» TASK GOAL
Type out the material below exactly.

** begin **

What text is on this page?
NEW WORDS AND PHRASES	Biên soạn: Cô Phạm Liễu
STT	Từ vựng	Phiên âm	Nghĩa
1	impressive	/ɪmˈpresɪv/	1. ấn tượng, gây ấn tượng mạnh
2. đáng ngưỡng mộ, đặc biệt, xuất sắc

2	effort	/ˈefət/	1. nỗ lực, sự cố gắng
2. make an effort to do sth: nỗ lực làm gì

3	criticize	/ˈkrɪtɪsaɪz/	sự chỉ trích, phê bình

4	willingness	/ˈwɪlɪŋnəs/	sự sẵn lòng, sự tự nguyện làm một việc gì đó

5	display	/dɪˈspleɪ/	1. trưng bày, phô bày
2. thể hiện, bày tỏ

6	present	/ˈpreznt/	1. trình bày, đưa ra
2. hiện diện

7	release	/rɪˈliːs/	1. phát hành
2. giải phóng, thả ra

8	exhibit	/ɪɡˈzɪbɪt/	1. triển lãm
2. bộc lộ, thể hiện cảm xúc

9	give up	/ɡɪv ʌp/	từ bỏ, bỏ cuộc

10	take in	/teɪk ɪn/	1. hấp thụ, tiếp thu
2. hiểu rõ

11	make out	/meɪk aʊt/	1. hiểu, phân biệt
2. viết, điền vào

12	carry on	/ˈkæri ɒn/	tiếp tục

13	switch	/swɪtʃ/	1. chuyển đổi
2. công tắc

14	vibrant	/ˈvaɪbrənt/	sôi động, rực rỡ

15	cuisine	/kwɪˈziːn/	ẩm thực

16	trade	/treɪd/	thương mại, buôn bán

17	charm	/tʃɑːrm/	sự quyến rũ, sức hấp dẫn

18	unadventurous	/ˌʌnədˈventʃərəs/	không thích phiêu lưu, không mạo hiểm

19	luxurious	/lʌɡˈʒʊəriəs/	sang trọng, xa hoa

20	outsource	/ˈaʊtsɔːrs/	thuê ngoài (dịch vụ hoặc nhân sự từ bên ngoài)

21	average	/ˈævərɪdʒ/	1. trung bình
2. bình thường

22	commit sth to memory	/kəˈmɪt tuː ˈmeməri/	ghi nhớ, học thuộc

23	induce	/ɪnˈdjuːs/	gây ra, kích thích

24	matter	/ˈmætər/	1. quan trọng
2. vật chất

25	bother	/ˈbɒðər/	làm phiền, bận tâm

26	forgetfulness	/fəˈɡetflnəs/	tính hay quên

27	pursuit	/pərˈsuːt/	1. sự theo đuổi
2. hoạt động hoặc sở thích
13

** end **

» TASK RESPONSE
What text is on this page?
NEW WORDS AND PHRASES	Biên soạn: Cô Phạm Liễu
STT	Từ vựng	Phiên âm	Nghĩa
1	impressive	/ɪmˈpresɪv/	1. ấn tượng, gây ấn tượng mạnh
2. đáng ngưỡng mộ, đặc biệt, xuất sắc

2	effort	/ˈefət/	1. nỗ lực, sự cố gắng
2. make an effort to do sth: nỗ lực làm gì

3	criticize	/ˈkrɪtɪsaɪz/	sự chỉ trích, phê bình

4	willingness	/ˈwɪlɪŋnəs/	sự sẵn lòng, sự tự nguyện làm một việc gì đó

5	display	/dɪˈspleɪ/	1. trưng bày, phô bày
2. thể hiện, bày tỏ

6	present	/ˈpreznt/	1. trình bày, đưa ra
2. hiện diện

7	release	/rɪˈliːs/	1. phát hành
2. giải phóng, thả ra

8	exhibit	/ɪɡˈzɪbɪt/	1. triển lãm
2. bộc lộ, thể hiện cảm xúc

9	give up	/ɡɪv ʌp/	từ bỏ, bỏ cuộc

10	take in	/teɪk ɪn/	1. hấp thụ, tiếp thu
2. hiểu rõ

11	make out	/meɪk aʊt/	1. hiểu, phân biệt
2. viết, điền vào

12	carry on	/ˈkæri ɒn/	tiếp tục

13	switch	/swɪtʃ/	1. chuyển đổi
2. công tắc

14	vibrant	/ˈvaɪbrənt/	sôi động, rực rỡ

15	cuisine	/kwɪˈziːn/	ẩm thực

16	trade	/treɪd/	thương mại, buôn bán

17	charm	/tʃɑːrm/	sự quyến rũ, sức hấp dẫn

18	unadventurous	/ˌʌnədˈventʃərəs/	không thích phiêu lưu, không mạo hiểm

19	luxurious	/lʌɡˈʒʊəriəs/	sang trọng, xa hoa

20	outsource	/ˈaʊtsɔːrs/	thuê ngoài (dịch vụ hoặc nhân sự từ bên ngoài)

21	average	/ˈævərɪdʒ/	1. trung bình
2. bình thường

22	commit sth to memory	/kəˈmɪt tuː ˈmeməri/	ghi nhớ, học thuộc

23	induce	/ɪnˈdjuːs/	gây ra, kích thích

24	matter	/ˈmætər/	1. quan trọng
2. vật chất

25	bother	/ˈbɒðər/	làm phiền, bận tâm

26	forgetfulness	/fəˈɡetflnəs/	tính hay quên

27	pursuit	/pərˈsuːt/	1. sự theo đuổi
2. hoạt động hoặc sở thích
13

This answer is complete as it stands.